-- Brief --
Working from the entries below, tally each line that holds "Report". Give the tally and nothing else.

[Items from a dataset]
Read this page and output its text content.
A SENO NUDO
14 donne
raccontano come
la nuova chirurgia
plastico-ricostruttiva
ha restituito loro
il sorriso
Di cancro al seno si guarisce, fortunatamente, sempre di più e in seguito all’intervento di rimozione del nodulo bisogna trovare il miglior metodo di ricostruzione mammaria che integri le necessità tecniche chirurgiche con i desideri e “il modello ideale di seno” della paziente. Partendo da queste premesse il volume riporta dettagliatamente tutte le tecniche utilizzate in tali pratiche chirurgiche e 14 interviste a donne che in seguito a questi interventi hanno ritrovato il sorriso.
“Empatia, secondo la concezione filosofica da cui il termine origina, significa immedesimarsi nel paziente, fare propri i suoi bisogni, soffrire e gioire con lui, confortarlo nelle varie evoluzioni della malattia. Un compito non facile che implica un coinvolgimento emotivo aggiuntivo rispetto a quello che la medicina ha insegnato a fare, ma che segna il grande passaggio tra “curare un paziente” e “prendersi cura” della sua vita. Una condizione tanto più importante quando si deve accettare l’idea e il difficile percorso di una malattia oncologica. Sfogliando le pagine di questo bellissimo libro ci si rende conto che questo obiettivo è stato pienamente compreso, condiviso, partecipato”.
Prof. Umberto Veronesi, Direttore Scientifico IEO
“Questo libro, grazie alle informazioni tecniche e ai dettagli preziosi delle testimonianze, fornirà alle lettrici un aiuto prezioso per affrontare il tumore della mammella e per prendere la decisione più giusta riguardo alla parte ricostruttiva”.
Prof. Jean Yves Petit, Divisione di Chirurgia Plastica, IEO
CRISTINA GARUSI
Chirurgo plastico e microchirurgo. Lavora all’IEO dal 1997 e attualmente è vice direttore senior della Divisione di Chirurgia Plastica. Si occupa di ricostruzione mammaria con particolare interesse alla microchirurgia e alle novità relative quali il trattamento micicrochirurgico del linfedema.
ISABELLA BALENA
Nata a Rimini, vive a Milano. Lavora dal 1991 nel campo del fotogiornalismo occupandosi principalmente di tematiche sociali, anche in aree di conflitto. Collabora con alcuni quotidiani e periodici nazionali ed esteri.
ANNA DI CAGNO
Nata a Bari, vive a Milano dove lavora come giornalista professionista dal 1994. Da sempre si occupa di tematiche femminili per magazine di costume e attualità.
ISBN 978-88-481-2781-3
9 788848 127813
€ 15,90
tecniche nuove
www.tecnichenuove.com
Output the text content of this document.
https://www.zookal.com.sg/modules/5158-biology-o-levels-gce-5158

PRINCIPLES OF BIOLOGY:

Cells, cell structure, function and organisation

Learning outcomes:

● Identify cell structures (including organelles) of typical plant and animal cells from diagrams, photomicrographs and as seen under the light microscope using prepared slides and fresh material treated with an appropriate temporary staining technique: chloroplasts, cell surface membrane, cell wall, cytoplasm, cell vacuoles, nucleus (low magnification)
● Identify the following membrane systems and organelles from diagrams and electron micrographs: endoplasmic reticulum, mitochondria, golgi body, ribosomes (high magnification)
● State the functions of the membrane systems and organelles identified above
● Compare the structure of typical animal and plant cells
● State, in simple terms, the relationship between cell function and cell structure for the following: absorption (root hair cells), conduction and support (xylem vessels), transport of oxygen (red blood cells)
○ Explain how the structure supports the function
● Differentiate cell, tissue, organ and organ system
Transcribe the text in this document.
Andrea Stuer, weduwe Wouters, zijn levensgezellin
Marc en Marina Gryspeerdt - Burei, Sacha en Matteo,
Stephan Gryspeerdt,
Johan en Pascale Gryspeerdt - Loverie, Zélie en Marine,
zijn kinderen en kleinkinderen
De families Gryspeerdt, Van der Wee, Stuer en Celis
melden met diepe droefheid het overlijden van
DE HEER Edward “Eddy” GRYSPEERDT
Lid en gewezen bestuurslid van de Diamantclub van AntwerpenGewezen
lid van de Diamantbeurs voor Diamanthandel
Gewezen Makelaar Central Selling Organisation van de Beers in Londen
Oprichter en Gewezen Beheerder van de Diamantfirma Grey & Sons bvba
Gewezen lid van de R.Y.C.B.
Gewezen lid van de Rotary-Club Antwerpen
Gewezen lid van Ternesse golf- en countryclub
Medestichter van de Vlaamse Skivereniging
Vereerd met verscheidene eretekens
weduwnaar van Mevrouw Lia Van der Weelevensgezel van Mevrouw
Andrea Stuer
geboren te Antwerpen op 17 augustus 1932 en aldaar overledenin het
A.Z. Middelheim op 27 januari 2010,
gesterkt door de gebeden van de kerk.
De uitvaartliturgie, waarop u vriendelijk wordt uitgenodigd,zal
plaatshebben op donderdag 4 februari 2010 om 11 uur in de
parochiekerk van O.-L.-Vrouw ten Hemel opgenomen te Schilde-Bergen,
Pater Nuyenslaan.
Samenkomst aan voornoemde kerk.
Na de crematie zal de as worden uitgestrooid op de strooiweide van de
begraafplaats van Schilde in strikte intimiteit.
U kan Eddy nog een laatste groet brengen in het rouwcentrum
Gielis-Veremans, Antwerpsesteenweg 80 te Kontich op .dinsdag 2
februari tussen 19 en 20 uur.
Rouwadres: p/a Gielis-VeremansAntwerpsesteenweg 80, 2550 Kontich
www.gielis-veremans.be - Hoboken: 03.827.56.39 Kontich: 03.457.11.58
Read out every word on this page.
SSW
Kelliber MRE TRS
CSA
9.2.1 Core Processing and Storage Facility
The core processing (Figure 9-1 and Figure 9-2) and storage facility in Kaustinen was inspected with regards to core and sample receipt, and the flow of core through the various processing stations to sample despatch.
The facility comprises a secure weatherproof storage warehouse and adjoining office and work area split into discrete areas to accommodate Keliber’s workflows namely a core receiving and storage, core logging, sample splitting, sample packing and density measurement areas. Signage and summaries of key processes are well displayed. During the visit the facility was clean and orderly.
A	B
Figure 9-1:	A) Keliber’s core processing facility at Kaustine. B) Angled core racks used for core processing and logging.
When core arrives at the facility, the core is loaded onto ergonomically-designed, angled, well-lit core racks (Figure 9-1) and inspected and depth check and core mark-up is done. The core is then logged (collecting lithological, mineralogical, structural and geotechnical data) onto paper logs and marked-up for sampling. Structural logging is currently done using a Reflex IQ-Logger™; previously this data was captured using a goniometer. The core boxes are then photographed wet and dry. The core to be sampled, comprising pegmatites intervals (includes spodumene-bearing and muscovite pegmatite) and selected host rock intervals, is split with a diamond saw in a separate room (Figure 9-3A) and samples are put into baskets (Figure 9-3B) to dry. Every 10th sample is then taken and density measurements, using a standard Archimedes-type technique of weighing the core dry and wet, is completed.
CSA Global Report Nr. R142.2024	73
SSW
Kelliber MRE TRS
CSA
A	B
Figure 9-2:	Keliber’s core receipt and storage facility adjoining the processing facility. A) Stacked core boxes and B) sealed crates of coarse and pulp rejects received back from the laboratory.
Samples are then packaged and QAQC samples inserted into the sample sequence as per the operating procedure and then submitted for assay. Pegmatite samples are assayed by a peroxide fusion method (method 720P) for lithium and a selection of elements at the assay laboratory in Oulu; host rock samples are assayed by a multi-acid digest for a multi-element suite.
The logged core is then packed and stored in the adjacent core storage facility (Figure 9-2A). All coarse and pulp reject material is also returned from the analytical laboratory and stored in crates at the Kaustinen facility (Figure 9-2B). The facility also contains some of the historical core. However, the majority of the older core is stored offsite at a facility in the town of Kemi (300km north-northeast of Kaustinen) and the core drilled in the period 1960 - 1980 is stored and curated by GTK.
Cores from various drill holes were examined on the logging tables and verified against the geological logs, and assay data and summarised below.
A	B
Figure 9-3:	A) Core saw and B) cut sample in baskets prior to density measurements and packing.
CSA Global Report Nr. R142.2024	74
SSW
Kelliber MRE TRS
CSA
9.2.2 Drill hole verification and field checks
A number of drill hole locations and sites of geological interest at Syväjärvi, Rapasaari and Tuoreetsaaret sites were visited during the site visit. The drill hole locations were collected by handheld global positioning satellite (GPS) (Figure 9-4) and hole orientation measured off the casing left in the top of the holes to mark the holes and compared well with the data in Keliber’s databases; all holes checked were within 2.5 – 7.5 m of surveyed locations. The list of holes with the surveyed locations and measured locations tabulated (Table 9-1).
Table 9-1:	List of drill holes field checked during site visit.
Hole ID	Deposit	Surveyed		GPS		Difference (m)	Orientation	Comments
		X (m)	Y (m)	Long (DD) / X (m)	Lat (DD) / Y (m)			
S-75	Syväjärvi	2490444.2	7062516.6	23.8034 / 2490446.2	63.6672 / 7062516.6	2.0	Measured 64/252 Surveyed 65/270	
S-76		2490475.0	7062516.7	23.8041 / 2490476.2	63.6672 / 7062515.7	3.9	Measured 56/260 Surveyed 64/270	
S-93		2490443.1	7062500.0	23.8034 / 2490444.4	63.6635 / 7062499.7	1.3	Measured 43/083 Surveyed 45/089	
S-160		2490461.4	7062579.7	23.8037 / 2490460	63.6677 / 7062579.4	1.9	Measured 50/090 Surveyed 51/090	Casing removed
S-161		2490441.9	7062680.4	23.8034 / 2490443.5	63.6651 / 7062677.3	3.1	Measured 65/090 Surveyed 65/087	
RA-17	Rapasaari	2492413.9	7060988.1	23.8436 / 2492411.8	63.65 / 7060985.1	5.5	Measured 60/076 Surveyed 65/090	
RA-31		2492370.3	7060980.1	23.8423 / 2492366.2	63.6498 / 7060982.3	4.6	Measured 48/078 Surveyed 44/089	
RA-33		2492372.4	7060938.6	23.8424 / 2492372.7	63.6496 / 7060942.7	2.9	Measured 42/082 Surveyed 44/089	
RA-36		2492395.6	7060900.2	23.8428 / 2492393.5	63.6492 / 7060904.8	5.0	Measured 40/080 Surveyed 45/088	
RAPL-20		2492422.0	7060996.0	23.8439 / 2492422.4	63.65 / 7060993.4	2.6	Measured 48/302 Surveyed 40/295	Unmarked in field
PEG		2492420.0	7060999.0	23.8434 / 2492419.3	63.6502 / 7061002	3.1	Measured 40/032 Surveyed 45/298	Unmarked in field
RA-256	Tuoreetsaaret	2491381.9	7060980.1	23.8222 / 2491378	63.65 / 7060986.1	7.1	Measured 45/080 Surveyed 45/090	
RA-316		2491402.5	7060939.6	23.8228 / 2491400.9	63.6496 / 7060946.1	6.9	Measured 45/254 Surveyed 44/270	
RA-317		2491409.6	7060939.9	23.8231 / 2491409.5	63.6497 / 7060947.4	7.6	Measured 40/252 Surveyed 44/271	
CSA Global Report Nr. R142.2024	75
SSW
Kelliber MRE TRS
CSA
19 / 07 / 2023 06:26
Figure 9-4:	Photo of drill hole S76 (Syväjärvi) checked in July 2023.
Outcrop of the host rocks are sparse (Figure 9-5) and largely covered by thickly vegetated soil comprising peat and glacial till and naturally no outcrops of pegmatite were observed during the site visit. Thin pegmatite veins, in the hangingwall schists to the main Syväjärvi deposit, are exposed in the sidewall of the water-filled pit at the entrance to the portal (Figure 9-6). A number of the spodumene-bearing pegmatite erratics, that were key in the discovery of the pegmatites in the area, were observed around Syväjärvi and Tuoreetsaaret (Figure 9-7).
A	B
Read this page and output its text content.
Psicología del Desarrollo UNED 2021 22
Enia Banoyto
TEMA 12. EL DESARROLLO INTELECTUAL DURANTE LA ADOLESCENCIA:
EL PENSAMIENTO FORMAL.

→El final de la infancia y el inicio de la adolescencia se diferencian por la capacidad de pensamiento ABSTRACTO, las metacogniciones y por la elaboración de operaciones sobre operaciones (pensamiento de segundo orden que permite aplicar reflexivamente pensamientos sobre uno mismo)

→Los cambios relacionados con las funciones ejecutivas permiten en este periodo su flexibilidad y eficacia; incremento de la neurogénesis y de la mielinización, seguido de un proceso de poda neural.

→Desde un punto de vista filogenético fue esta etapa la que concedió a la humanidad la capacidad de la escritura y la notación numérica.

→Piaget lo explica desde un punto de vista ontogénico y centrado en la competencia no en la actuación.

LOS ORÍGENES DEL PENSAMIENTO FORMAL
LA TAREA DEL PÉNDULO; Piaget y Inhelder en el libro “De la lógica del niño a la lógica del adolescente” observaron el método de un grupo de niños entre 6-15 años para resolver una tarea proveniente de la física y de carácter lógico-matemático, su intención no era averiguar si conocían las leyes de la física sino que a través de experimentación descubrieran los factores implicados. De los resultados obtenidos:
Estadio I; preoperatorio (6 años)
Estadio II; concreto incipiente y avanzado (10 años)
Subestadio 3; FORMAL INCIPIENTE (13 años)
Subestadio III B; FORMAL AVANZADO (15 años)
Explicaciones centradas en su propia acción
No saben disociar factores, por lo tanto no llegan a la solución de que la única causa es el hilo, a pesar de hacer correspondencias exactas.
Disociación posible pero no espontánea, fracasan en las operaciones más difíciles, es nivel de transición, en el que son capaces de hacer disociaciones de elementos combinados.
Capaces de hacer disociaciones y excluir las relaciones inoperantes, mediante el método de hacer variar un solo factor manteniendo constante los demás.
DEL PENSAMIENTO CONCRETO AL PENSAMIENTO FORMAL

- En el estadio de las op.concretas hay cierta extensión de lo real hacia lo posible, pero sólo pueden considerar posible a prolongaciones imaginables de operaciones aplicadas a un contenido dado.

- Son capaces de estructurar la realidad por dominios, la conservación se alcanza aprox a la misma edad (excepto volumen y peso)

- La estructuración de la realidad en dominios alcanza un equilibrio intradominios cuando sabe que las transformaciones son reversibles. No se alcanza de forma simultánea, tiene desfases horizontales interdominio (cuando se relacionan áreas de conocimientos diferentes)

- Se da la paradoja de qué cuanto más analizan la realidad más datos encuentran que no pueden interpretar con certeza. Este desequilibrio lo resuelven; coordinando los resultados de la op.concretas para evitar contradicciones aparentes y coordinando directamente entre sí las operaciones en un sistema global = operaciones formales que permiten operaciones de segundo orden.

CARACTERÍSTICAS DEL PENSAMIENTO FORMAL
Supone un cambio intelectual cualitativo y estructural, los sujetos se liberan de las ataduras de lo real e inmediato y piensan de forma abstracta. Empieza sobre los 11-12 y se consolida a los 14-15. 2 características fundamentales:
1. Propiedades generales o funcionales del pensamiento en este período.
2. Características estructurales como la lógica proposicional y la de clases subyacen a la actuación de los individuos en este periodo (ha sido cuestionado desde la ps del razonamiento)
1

-- Solution to this exercise --
3